■ REQUIREMENTS: Leave out the images; return the rest of the data exactly.
-- Start DATA ROWS --
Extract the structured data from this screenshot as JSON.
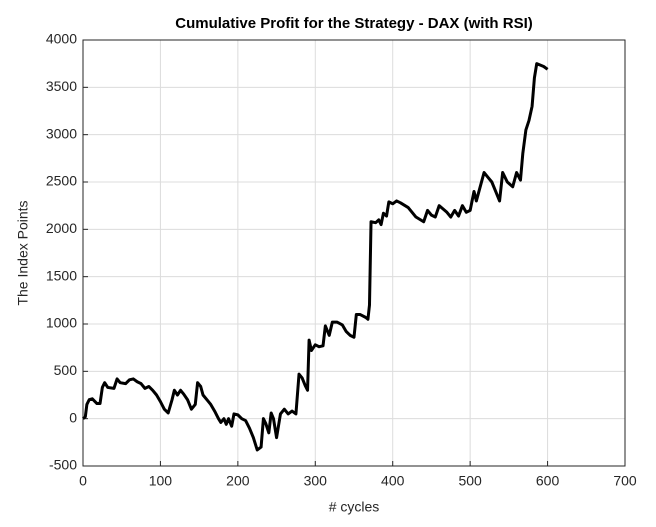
{
  "chart_data": {
    "type": "line",
    "title": "Cumulative Profit for the Strategy - DAX (with RSI)",
    "x_label": "# cycles",
    "y_label": "The Index Points",
    "xlim": [
      0,
      700
    ],
    "ylim": [
      -500,
      4000
    ],
    "xticks": [
      0,
      100,
      200,
      300,
      400,
      500,
      600,
      700
    ],
    "yticks": [
      -500,
      0,
      500,
      1000,
      1500,
      2000,
      2500,
      3000,
      3500,
      4000
    ],
    "grid": true,
    "series": [
      {
        "color": "#000000",
        "x": [
          0,
          3,
          5,
          8,
          12,
          18,
          22,
          25,
          28,
          32,
          40,
          44,
          48,
          55,
          60,
          65,
          70,
          75,
          80,
          85,
          90,
          95,
          100,
          105,
          110,
          115,
          118,
          122,
          126,
          130,
          135,
          140,
          145,
          148,
          152,
          155,
          160,
          165,
          170,
          175,
          178,
          182,
          185,
          188,
          192,
          195,
          200,
          205,
          210,
          215,
          220,
          225,
          230,
          233,
          236,
          240,
          243,
          246,
          250,
          255,
          260,
          265,
          270,
          275,
          279,
          283,
          287,
          290,
          292,
          295,
          300,
          305,
          310,
          313,
          318,
          322,
          328,
          335,
          340,
          345,
          350,
          353,
          358,
          365,
          368,
          370,
          372,
          378,
          382,
          385,
          388,
          392,
          395,
          400,
          405,
          410,
          420,
          430,
          440,
          445,
          450,
          455,
          460,
          470,
          475,
          480,
          485,
          490,
          495,
          500,
          505,
          508,
          512,
          518,
          523,
          528,
          533,
          538,
          542,
          548,
          555,
          560,
          565,
          568,
          572,
          576,
          580,
          583,
          586,
          595,
          600
        ],
        "values": [
          0,
          20,
          150,
          200,
          210,
          160,
          160,
          330,
          380,
          330,
          320,
          420,
          380,
          370,
          410,
          420,
          390,
          370,
          320,
          340,
          300,
          250,
          180,
          100,
          60,
          200,
          300,
          250,
          300,
          260,
          200,
          100,
          150,
          380,
          340,
          250,
          200,
          150,
          80,
          0,
          -40,
          0,
          -60,
          0,
          -80,
          50,
          40,
          0,
          -20,
          -100,
          -200,
          -330,
          -300,
          0,
          -50,
          -150,
          60,
          0,
          -200,
          50,
          100,
          50,
          80,
          50,
          470,
          430,
          350,
          300,
          830,
          720,
          780,
          760,
          770,
          980,
          880,
          1020,
          1020,
          990,
          920,
          880,
          860,
          1100,
          1100,
          1070,
          1050,
          1200,
          2080,
          2070,
          2100,
          2050,
          2170,
          2140,
          2290,
          2270,
          2300,
          2280,
          2230,
          2130,
          2080,
          2200,
          2150,
          2130,
          2250,
          2180,
          2130,
          2200,
          2140,
          2250,
          2180,
          2200,
          2400,
          2300,
          2420,
          2600,
          2550,
          2500,
          2400,
          2300,
          2600,
          2500,
          2450,
          2600,
          2520,
          2800,
          3050,
          3150,
          3300,
          3600,
          3750,
          3720,
          3690
        ]
      }
    ]
  }
}
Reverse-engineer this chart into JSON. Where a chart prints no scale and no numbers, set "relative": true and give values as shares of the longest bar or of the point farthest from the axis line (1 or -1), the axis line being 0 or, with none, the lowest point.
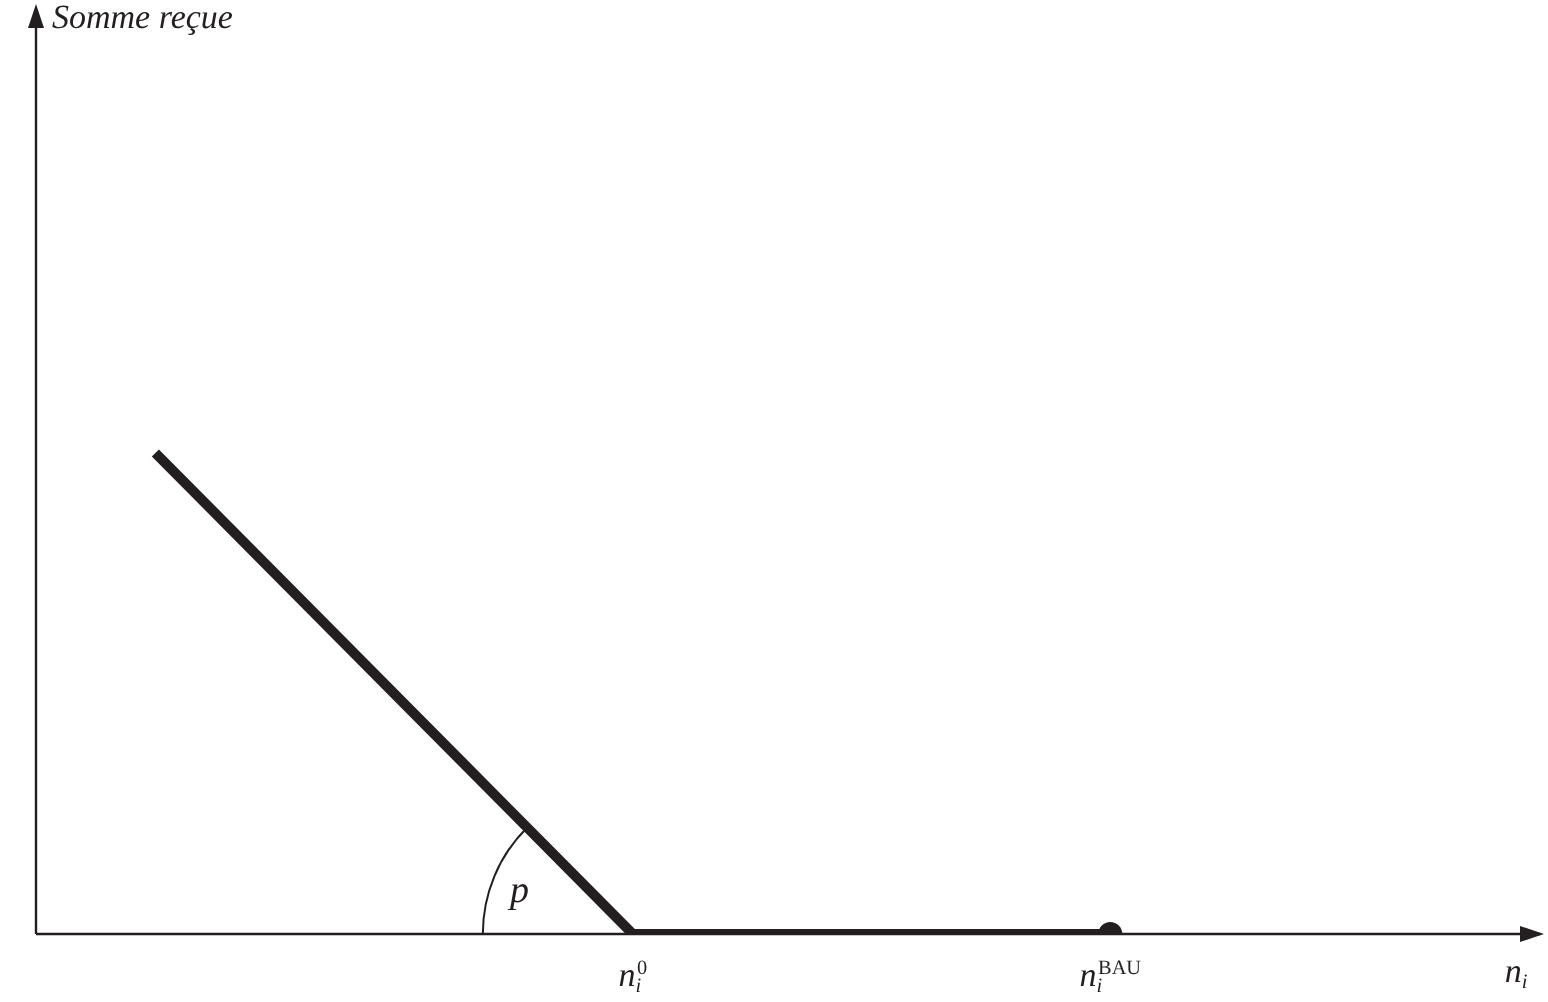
{
  "chart_data": {
    "type": "line",
    "relative": true,
    "xlabel": "n$_{i}$",
    "categories": [
      null,
      "n$_{i}$$^{0}$",
      "n$_{i}$$^{BAU}$"
    ],
    "series": [
      {
        "color": "#231f20",
        "values": [
          1,
          0,
          0
        ],
        "marker": "none",
        "line_style": "solid"
      },
      {
        "type": "scatter",
        "color": "#231f20",
        "values": [
          null,
          null,
          0
        ],
        "marker": "circle"
      }
    ],
    "annotations": [
      "Somme reçue",
      "p"
    ],
    "grid": false,
    "legend": false
  }
}
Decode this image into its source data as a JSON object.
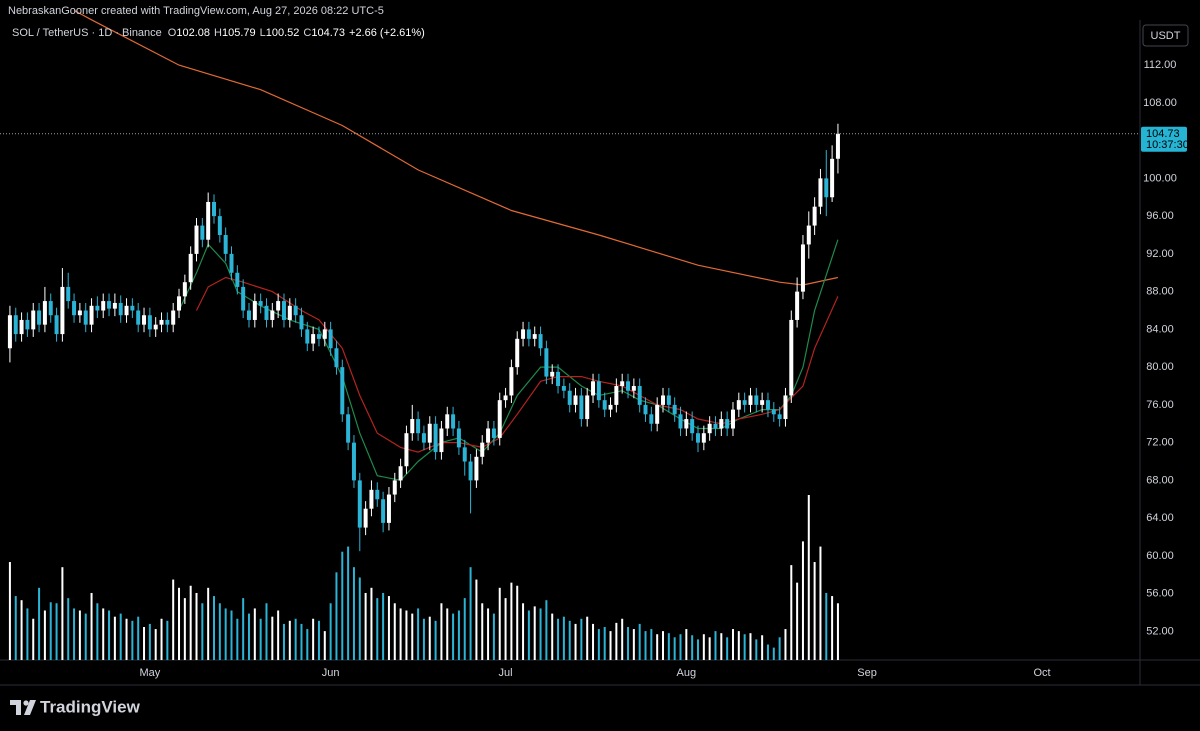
-- End DATA ROWS --
■ SOLUTION TO THIS EXERCISE:
Extract the structured data from this screenshot as JSON.
{
  "chart_data": {
    "type": "line",
    "title": "Cumulative Profit for the Strategy - DAX (with RSI)",
    "x_label": "# cycles",
    "y_label": "The Index Points",
    "xlim": [
      0,
      700
    ],
    "ylim": [
      -500,
      4000
    ],
    "xticks": [
      0,
      100,
      200,
      300,
      400,
      500,
      600,
      700
    ],
    "yticks": [
      -500,
      0,
      500,
      1000,
      1500,
      2000,
      2500,
      3000,
      3500,
      4000
    ],
    "grid": true,
    "series": [
      {
        "color": "#000000",
        "x": [
          0,
          3,
          5,
          8,
          12,
          18,
          22,
          25,
          28,
          32,
          40,
          44,
          48,
          55,
          60,
          65,
          70,
          75,
          80,
          85,
          90,
          95,
          100,
          105,
          110,
          115,
          118,
          122,
          126,
          130,
          135,
          140,
          145,
          148,
          152,
          155,
          160,
          165,
          170,
          175,
          178,
          182,
          185,
          188,
          192,
          195,
          200,
          205,
          210,
          215,
          220,
          225,
          230,
          233,
          236,
          240,
          243,
          246,
          250,
          255,
          260,
          265,
          270,
          275,
          279,
          283,
          287,
          290,
          292,
          295,
          300,
          305,
          310,
          313,
          318,
          322,
          328,
          335,
          340,
          345,
          350,
          353,
          358,
          365,
          368,
          370,
          372,
          378,
          382,
          385,
          388,
          392,
          395,
          400,
          405,
          410,
          420,
          430,
          440,
          445,
          450,
          455,
          460,
          470,
          475,
          480,
          485,
          490,
          495,
          500,
          505,
          508,
          512,
          518,
          523,
          528,
          533,
          538,
          542,
          548,
          555,
          560,
          565,
          568,
          572,
          576,
          580,
          583,
          586,
          595,
          600
        ],
        "values": [
          0,
          20,
          150,
          200,
          210,
          160,
          160,
          330,
          380,
          330,
          320,
          420,
          380,
          370,
          410,
          420,
          390,
          370,
          320,
          340,
          300,
          250,
          180,
          100,
          60,
          200,
          300,
          250,
          300,
          260,
          200,
          100,
          150,
          380,
          340,
          250,
          200,
          150,
          80,
          0,
          -40,
          0,
          -60,
          0,
          -80,
          50,
          40,
          0,
          -20,
          -100,
          -200,
          -330,
          -300,
          0,
          -50,
          -150,
          60,
          0,
          -200,
          50,
          100,
          50,
          80,
          50,
          470,
          430,
          350,
          300,
          830,
          720,
          780,
          760,
          770,
          980,
          880,
          1020,
          1020,
          990,
          920,
          880,
          860,
          1100,
          1100,
          1070,
          1050,
          1200,
          2080,
          2070,
          2100,
          2050,
          2170,
          2140,
          2290,
          2270,
          2300,
          2280,
          2230,
          2130,
          2080,
          2200,
          2150,
          2130,
          2250,
          2180,
          2130,
          2200,
          2140,
          2250,
          2180,
          2200,
          2400,
          2300,
          2420,
          2600,
          2550,
          2500,
          2400,
          2300,
          2600,
          2500,
          2450,
          2600,
          2520,
          2800,
          3050,
          3150,
          3300,
          3600,
          3750,
          3720,
          3690
        ]
      }
    ]
  }
}
Reverse-engineer this chart into JSON. Where a chart prints no scale and no numbers, set "relative": true and give values as shares of the longest bar or of the point farthest from the axis line (1 or -1), the axis line being 0 or, with none, the lowest point.
{
  "chart_data": {
    "type": "line",
    "relative": true,
    "xlabel": "n$_{i}$",
    "categories": [
      null,
      "n$_{i}$$^{0}$",
      "n$_{i}$$^{BAU}$"
    ],
    "series": [
      {
        "color": "#231f20",
        "values": [
          1,
          0,
          0
        ],
        "marker": "none",
        "line_style": "solid"
      },
      {
        "type": "scatter",
        "color": "#231f20",
        "values": [
          null,
          null,
          0
        ],
        "marker": "circle"
      }
    ],
    "annotations": [
      "Somme reçue",
      "p"
    ],
    "grid": false,
    "legend": false
  }
}
Decode this image into its source data as a JSON object.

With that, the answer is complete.